** begin Records to use **

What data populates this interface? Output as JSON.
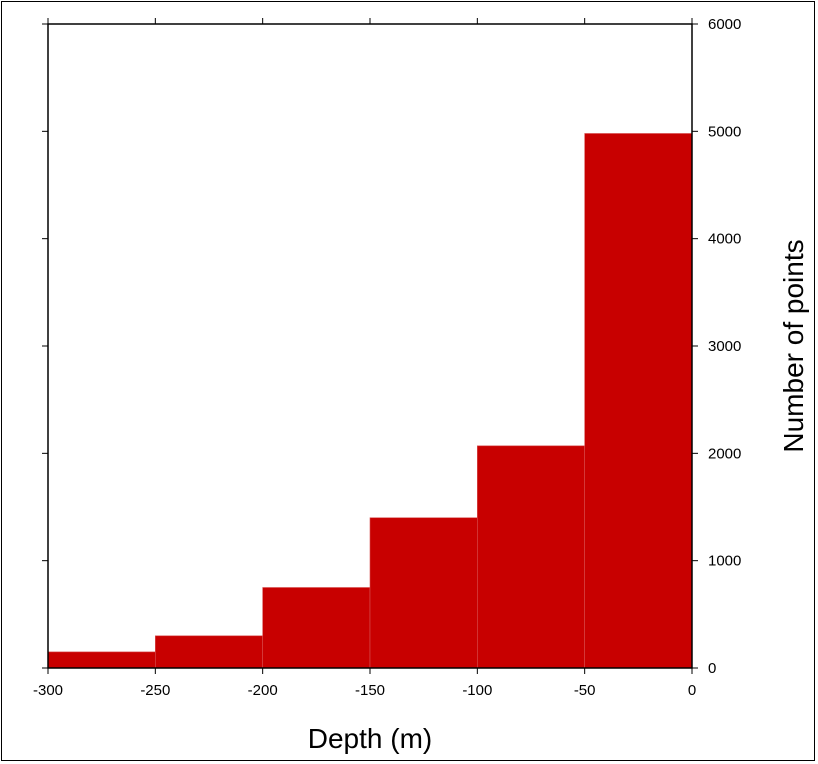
{
  "chart_data": {
    "type": "bar",
    "title": "",
    "xlabel": "Depth (m)",
    "ylabel": "Number of points",
    "x_bin_edges": [
      -300,
      -250,
      -200,
      -150,
      -100,
      -50,
      0
    ],
    "values": [
      150,
      300,
      750,
      1400,
      2070,
      4980
    ],
    "xlim": [
      -300,
      0
    ],
    "ylim": [
      0,
      6000
    ],
    "x_ticks": [
      -300,
      -250,
      -200,
      -150,
      -100,
      -50,
      0
    ],
    "y_ticks": [
      0,
      1000,
      2000,
      3000,
      4000,
      5000,
      6000
    ],
    "x_tick_labels": [
      "-300",
      "-250",
      "-200",
      "-150",
      "-100",
      "-50",
      "0"
    ],
    "y_tick_labels": [
      "0",
      "1000",
      "2000",
      "3000",
      "4000",
      "5000",
      "6000"
    ],
    "y_axis_side": "right",
    "grid": false,
    "legend": "none",
    "bar_color": "#c80000",
    "bar_edge_color": "#d85050"
  }
}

** end Records to use **

Directions ▸ All of the lines above should be printed exactly, minus the pictures.

Correct output ▸
What data populates this interface? Output as JSON.
{
  "chart_data": {
    "type": "bar",
    "title": "",
    "xlabel": "Depth (m)",
    "ylabel": "Number of points",
    "x_bin_edges": [
      -300,
      -250,
      -200,
      -150,
      -100,
      -50,
      0
    ],
    "values": [
      150,
      300,
      750,
      1400,
      2070,
      4980
    ],
    "xlim": [
      -300,
      0
    ],
    "ylim": [
      0,
      6000
    ],
    "x_ticks": [
      -300,
      -250,
      -200,
      -150,
      -100,
      -50,
      0
    ],
    "y_ticks": [
      0,
      1000,
      2000,
      3000,
      4000,
      5000,
      6000
    ],
    "x_tick_labels": [
      "-300",
      "-250",
      "-200",
      "-150",
      "-100",
      "-50",
      "0"
    ],
    "y_tick_labels": [
      "0",
      "1000",
      "2000",
      "3000",
      "4000",
      "5000",
      "6000"
    ],
    "y_axis_side": "right",
    "grid": false,
    "legend": "none",
    "bar_color": "#c80000",
    "bar_edge_color": "#d85050"
  }
}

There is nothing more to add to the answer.